(Data entries for graphics)
◇ ◇ ◇
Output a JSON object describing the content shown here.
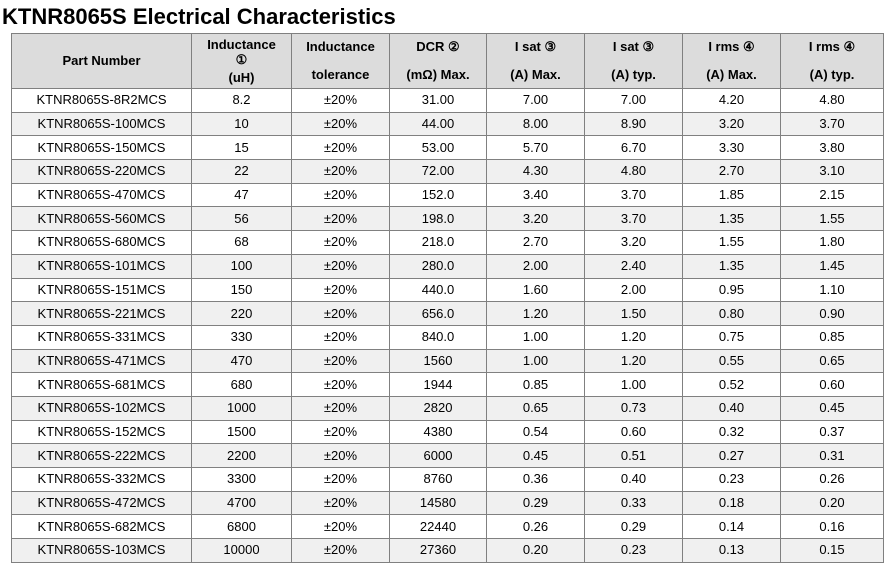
{
  "title": "KTNR8065S Electrical Characteristics",
  "headers": [
    {
      "line1": "Part Number",
      "line2": ""
    },
    {
      "line1": "Inductance",
      "line1b": "①",
      "line2": "(uH)"
    },
    {
      "line1": "Inductance",
      "line2": "tolerance"
    },
    {
      "line1": "DCR ②",
      "line2": "(mΩ) Max."
    },
    {
      "line1": "I sat ③",
      "line2": "(A) Max."
    },
    {
      "line1": "I sat ③",
      "line2": "(A) typ."
    },
    {
      "line1": "I rms ④",
      "line2": "(A) Max."
    },
    {
      "line1": "I rms ④",
      "line2": "(A) typ."
    }
  ],
  "rows": [
    [
      "KTNR8065S-8R2MCS",
      "8.2",
      "±20%",
      "31.00",
      "7.00",
      "7.00",
      "4.20",
      "4.80"
    ],
    [
      "KTNR8065S-100MCS",
      "10",
      "±20%",
      "44.00",
      "8.00",
      "8.90",
      "3.20",
      "3.70"
    ],
    [
      "KTNR8065S-150MCS",
      "15",
      "±20%",
      "53.00",
      "5.70",
      "6.70",
      "3.30",
      "3.80"
    ],
    [
      "KTNR8065S-220MCS",
      "22",
      "±20%",
      "72.00",
      "4.30",
      "4.80",
      "2.70",
      "3.10"
    ],
    [
      "KTNR8065S-470MCS",
      "47",
      "±20%",
      "152.0",
      "3.40",
      "3.70",
      "1.85",
      "2.15"
    ],
    [
      "KTNR8065S-560MCS",
      "56",
      "±20%",
      "198.0",
      "3.20",
      "3.70",
      "1.35",
      "1.55"
    ],
    [
      "KTNR8065S-680MCS",
      "68",
      "±20%",
      "218.0",
      "2.70",
      "3.20",
      "1.55",
      "1.80"
    ],
    [
      "KTNR8065S-101MCS",
      "100",
      "±20%",
      "280.0",
      "2.00",
      "2.40",
      "1.35",
      "1.45"
    ],
    [
      "KTNR8065S-151MCS",
      "150",
      "±20%",
      "440.0",
      "1.60",
      "2.00",
      "0.95",
      "1.10"
    ],
    [
      "KTNR8065S-221MCS",
      "220",
      "±20%",
      "656.0",
      "1.20",
      "1.50",
      "0.80",
      "0.90"
    ],
    [
      "KTNR8065S-331MCS",
      "330",
      "±20%",
      "840.0",
      "1.00",
      "1.20",
      "0.75",
      "0.85"
    ],
    [
      "KTNR8065S-471MCS",
      "470",
      "±20%",
      "1560",
      "1.00",
      "1.20",
      "0.55",
      "0.65"
    ],
    [
      "KTNR8065S-681MCS",
      "680",
      "±20%",
      "1944",
      "0.85",
      "1.00",
      "0.52",
      "0.60"
    ],
    [
      "KTNR8065S-102MCS",
      "1000",
      "±20%",
      "2820",
      "0.65",
      "0.73",
      "0.40",
      "0.45"
    ],
    [
      "KTNR8065S-152MCS",
      "1500",
      "±20%",
      "4380",
      "0.54",
      "0.60",
      "0.32",
      "0.37"
    ],
    [
      "KTNR8065S-222MCS",
      "2200",
      "±20%",
      "6000",
      "0.45",
      "0.51",
      "0.27",
      "0.31"
    ],
    [
      "KTNR8065S-332MCS",
      "3300",
      "±20%",
      "8760",
      "0.36",
      "0.40",
      "0.23",
      "0.26"
    ],
    [
      "KTNR8065S-472MCS",
      "4700",
      "±20%",
      "14580",
      "0.29",
      "0.33",
      "0.18",
      "0.20"
    ],
    [
      "KTNR8065S-682MCS",
      "6800",
      "±20%",
      "22440",
      "0.26",
      "0.29",
      "0.14",
      "0.16"
    ],
    [
      "KTNR8065S-103MCS",
      "10000",
      "±20%",
      "27360",
      "0.20",
      "0.23",
      "0.13",
      "0.15"
    ]
  ]
}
◇ ◇ ◇
Short problem :: Omit the pictures and give the material again, exactly and in full.

Exercise answer ::
Output a JSON object describing the content shown here.
{
  "title": "KTNR8065S Electrical Characteristics",
  "headers": [
    {
      "line1": "Part Number",
      "line2": ""
    },
    {
      "line1": "Inductance",
      "line1b": "①",
      "line2": "(uH)"
    },
    {
      "line1": "Inductance",
      "line2": "tolerance"
    },
    {
      "line1": "DCR ②",
      "line2": "(mΩ) Max."
    },
    {
      "line1": "I sat ③",
      "line2": "(A) Max."
    },
    {
      "line1": "I sat ③",
      "line2": "(A) typ."
    },
    {
      "line1": "I rms ④",
      "line2": "(A) Max."
    },
    {
      "line1": "I rms ④",
      "line2": "(A) typ."
    }
  ],
  "rows": [
    [
      "KTNR8065S-8R2MCS",
      "8.2",
      "±20%",
      "31.00",
      "7.00",
      "7.00",
      "4.20",
      "4.80"
    ],
    [
      "KTNR8065S-100MCS",
      "10",
      "±20%",
      "44.00",
      "8.00",
      "8.90",
      "3.20",
      "3.70"
    ],
    [
      "KTNR8065S-150MCS",
      "15",
      "±20%",
      "53.00",
      "5.70",
      "6.70",
      "3.30",
      "3.80"
    ],
    [
      "KTNR8065S-220MCS",
      "22",
      "±20%",
      "72.00",
      "4.30",
      "4.80",
      "2.70",
      "3.10"
    ],
    [
      "KTNR8065S-470MCS",
      "47",
      "±20%",
      "152.0",
      "3.40",
      "3.70",
      "1.85",
      "2.15"
    ],
    [
      "KTNR8065S-560MCS",
      "56",
      "±20%",
      "198.0",
      "3.20",
      "3.70",
      "1.35",
      "1.55"
    ],
    [
      "KTNR8065S-680MCS",
      "68",
      "±20%",
      "218.0",
      "2.70",
      "3.20",
      "1.55",
      "1.80"
    ],
    [
      "KTNR8065S-101MCS",
      "100",
      "±20%",
      "280.0",
      "2.00",
      "2.40",
      "1.35",
      "1.45"
    ],
    [
      "KTNR8065S-151MCS",
      "150",
      "±20%",
      "440.0",
      "1.60",
      "2.00",
      "0.95",
      "1.10"
    ],
    [
      "KTNR8065S-221MCS",
      "220",
      "±20%",
      "656.0",
      "1.20",
      "1.50",
      "0.80",
      "0.90"
    ],
    [
      "KTNR8065S-331MCS",
      "330",
      "±20%",
      "840.0",
      "1.00",
      "1.20",
      "0.75",
      "0.85"
    ],
    [
      "KTNR8065S-471MCS",
      "470",
      "±20%",
      "1560",
      "1.00",
      "1.20",
      "0.55",
      "0.65"
    ],
    [
      "KTNR8065S-681MCS",
      "680",
      "±20%",
      "1944",
      "0.85",
      "1.00",
      "0.52",
      "0.60"
    ],
    [
      "KTNR8065S-102MCS",
      "1000",
      "±20%",
      "2820",
      "0.65",
      "0.73",
      "0.40",
      "0.45"
    ],
    [
      "KTNR8065S-152MCS",
      "1500",
      "±20%",
      "4380",
      "0.54",
      "0.60",
      "0.32",
      "0.37"
    ],
    [
      "KTNR8065S-222MCS",
      "2200",
      "±20%",
      "6000",
      "0.45",
      "0.51",
      "0.27",
      "0.31"
    ],
    [
      "KTNR8065S-332MCS",
      "3300",
      "±20%",
      "8760",
      "0.36",
      "0.40",
      "0.23",
      "0.26"
    ],
    [
      "KTNR8065S-472MCS",
      "4700",
      "±20%",
      "14580",
      "0.29",
      "0.33",
      "0.18",
      "0.20"
    ],
    [
      "KTNR8065S-682MCS",
      "6800",
      "±20%",
      "22440",
      "0.26",
      "0.29",
      "0.14",
      "0.16"
    ],
    [
      "KTNR8065S-103MCS",
      "10000",
      "±20%",
      "27360",
      "0.20",
      "0.23",
      "0.13",
      "0.15"
    ]
  ]
}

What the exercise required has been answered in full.